Records:
______________________________

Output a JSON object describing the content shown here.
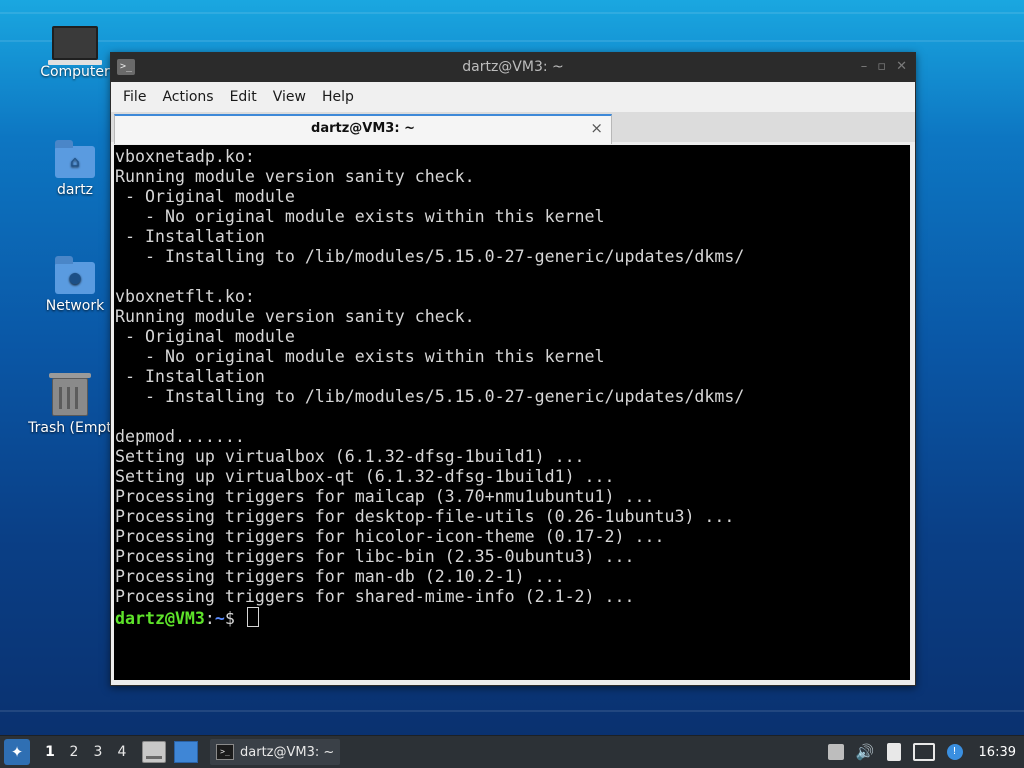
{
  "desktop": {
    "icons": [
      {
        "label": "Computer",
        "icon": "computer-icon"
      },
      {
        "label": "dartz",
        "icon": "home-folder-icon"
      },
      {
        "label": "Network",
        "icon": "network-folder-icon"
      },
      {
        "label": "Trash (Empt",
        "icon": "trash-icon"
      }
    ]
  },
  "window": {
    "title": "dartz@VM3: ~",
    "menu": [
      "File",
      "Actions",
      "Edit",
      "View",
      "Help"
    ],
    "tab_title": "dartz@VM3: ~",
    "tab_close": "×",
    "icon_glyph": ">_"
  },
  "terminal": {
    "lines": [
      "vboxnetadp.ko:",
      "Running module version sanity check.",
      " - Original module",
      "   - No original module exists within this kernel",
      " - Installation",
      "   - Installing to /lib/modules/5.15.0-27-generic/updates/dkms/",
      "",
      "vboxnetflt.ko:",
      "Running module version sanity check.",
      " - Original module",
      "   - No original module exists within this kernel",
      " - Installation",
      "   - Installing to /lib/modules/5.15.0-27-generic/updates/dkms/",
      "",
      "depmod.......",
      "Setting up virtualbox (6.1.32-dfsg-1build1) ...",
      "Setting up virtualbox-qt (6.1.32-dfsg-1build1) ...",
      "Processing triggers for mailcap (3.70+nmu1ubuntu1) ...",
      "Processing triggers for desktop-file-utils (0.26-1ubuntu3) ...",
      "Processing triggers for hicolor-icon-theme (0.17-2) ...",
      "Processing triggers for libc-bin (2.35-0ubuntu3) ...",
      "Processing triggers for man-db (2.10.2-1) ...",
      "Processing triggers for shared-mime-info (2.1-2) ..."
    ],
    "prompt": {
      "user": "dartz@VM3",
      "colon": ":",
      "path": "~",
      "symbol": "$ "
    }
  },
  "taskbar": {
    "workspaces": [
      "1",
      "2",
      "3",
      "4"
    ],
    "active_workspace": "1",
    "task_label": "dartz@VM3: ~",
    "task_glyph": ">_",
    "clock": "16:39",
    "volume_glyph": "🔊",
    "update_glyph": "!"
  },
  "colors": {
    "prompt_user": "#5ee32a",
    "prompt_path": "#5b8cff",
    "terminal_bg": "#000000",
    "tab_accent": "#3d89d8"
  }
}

______________________________

*Your instructions:*
Your task is to set down the records shown above exactly, minus any pictures.

*Answer to this task:*
Output a JSON object describing the content shown here.
{
  "desktop": {
    "icons": [
      {
        "label": "Computer",
        "icon": "computer-icon"
      },
      {
        "label": "dartz",
        "icon": "home-folder-icon"
      },
      {
        "label": "Network",
        "icon": "network-folder-icon"
      },
      {
        "label": "Trash (Empt",
        "icon": "trash-icon"
      }
    ]
  },
  "window": {
    "title": "dartz@VM3: ~",
    "menu": [
      "File",
      "Actions",
      "Edit",
      "View",
      "Help"
    ],
    "tab_title": "dartz@VM3: ~",
    "tab_close": "×",
    "icon_glyph": ">_"
  },
  "terminal": {
    "lines": [
      "vboxnetadp.ko:",
      "Running module version sanity check.",
      " - Original module",
      "   - No original module exists within this kernel",
      " - Installation",
      "   - Installing to /lib/modules/5.15.0-27-generic/updates/dkms/",
      "",
      "vboxnetflt.ko:",
      "Running module version sanity check.",
      " - Original module",
      "   - No original module exists within this kernel",
      " - Installation",
      "   - Installing to /lib/modules/5.15.0-27-generic/updates/dkms/",
      "",
      "depmod.......",
      "Setting up virtualbox (6.1.32-dfsg-1build1) ...",
      "Setting up virtualbox-qt (6.1.32-dfsg-1build1) ...",
      "Processing triggers for mailcap (3.70+nmu1ubuntu1) ...",
      "Processing triggers for desktop-file-utils (0.26-1ubuntu3) ...",
      "Processing triggers for hicolor-icon-theme (0.17-2) ...",
      "Processing triggers for libc-bin (2.35-0ubuntu3) ...",
      "Processing triggers for man-db (2.10.2-1) ...",
      "Processing triggers for shared-mime-info (2.1-2) ..."
    ],
    "prompt": {
      "user": "dartz@VM3",
      "colon": ":",
      "path": "~",
      "symbol": "$ "
    }
  },
  "taskbar": {
    "workspaces": [
      "1",
      "2",
      "3",
      "4"
    ],
    "active_workspace": "1",
    "task_label": "dartz@VM3: ~",
    "task_glyph": ">_",
    "clock": "16:39",
    "volume_glyph": "🔊",
    "update_glyph": "!"
  },
  "colors": {
    "prompt_user": "#5ee32a",
    "prompt_path": "#5b8cff",
    "terminal_bg": "#000000",
    "tab_accent": "#3d89d8"
  }
}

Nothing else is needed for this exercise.